> Task goal: Write out all of the lines below, exactly and completely.

> Records:

┄┄┄┄┄┄┄┄┄┄┄┄┄┄┄┄┄┄┄┄

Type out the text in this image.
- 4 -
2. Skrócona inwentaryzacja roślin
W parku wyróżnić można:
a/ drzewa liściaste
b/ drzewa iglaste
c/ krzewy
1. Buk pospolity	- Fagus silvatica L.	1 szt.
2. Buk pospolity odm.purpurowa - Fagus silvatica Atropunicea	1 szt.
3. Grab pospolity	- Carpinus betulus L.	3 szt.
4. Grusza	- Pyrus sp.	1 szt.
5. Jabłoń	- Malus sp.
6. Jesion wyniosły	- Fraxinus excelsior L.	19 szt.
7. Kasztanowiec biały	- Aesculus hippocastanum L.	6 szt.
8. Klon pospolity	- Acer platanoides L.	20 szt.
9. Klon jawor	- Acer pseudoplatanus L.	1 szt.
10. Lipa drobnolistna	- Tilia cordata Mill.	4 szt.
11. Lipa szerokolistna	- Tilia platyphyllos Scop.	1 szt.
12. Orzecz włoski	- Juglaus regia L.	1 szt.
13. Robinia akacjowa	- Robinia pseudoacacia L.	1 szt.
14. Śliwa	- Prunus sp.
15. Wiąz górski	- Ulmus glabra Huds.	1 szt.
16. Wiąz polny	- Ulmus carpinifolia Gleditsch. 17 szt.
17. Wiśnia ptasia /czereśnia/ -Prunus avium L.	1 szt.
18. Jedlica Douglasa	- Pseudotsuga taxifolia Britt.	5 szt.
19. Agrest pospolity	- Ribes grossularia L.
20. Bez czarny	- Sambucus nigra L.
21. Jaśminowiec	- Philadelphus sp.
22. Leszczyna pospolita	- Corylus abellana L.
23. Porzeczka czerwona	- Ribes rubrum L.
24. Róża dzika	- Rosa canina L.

┄┄┄┄┄┄┄┄┄┄┄┄┄┄┄┄┄┄┄┄

> Problem solution:
Type out the text in this image.
- 4 -
2. Skrócona inwentaryzacja roślin
W parku wyróżnić można:
a/ drzewa liściaste
b/ drzewa iglaste
c/ krzewy
1. Buk pospolity	- Fagus silvatica L.	1 szt.
2. Buk pospolity odm.purpurowa - Fagus silvatica Atropunicea	1 szt.
3. Grab pospolity	- Carpinus betulus L.	3 szt.
4. Grusza	- Pyrus sp.	1 szt.
5. Jabłoń	- Malus sp.
6. Jesion wyniosły	- Fraxinus excelsior L.	19 szt.
7. Kasztanowiec biały	- Aesculus hippocastanum L.	6 szt.
8. Klon pospolity	- Acer platanoides L.	20 szt.
9. Klon jawor	- Acer pseudoplatanus L.	1 szt.
10. Lipa drobnolistna	- Tilia cordata Mill.	4 szt.
11. Lipa szerokolistna	- Tilia platyphyllos Scop.	1 szt.
12. Orzecz włoski	- Juglaus regia L.	1 szt.
13. Robinia akacjowa	- Robinia pseudoacacia L.	1 szt.
14. Śliwa	- Prunus sp.
15. Wiąz górski	- Ulmus glabra Huds.	1 szt.
16. Wiąz polny	- Ulmus carpinifolia Gleditsch. 17 szt.
17. Wiśnia ptasia /czereśnia/ -Prunus avium L.	1 szt.
18. Jedlica Douglasa	- Pseudotsuga taxifolia Britt.	5 szt.
19. Agrest pospolity	- Ribes grossularia L.
20. Bez czarny	- Sambucus nigra L.
21. Jaśminowiec	- Philadelphus sp.
22. Leszczyna pospolita	- Corylus abellana L.
23. Porzeczka czerwona	- Ribes rubrum L.
24. Róża dzika	- Rosa canina L.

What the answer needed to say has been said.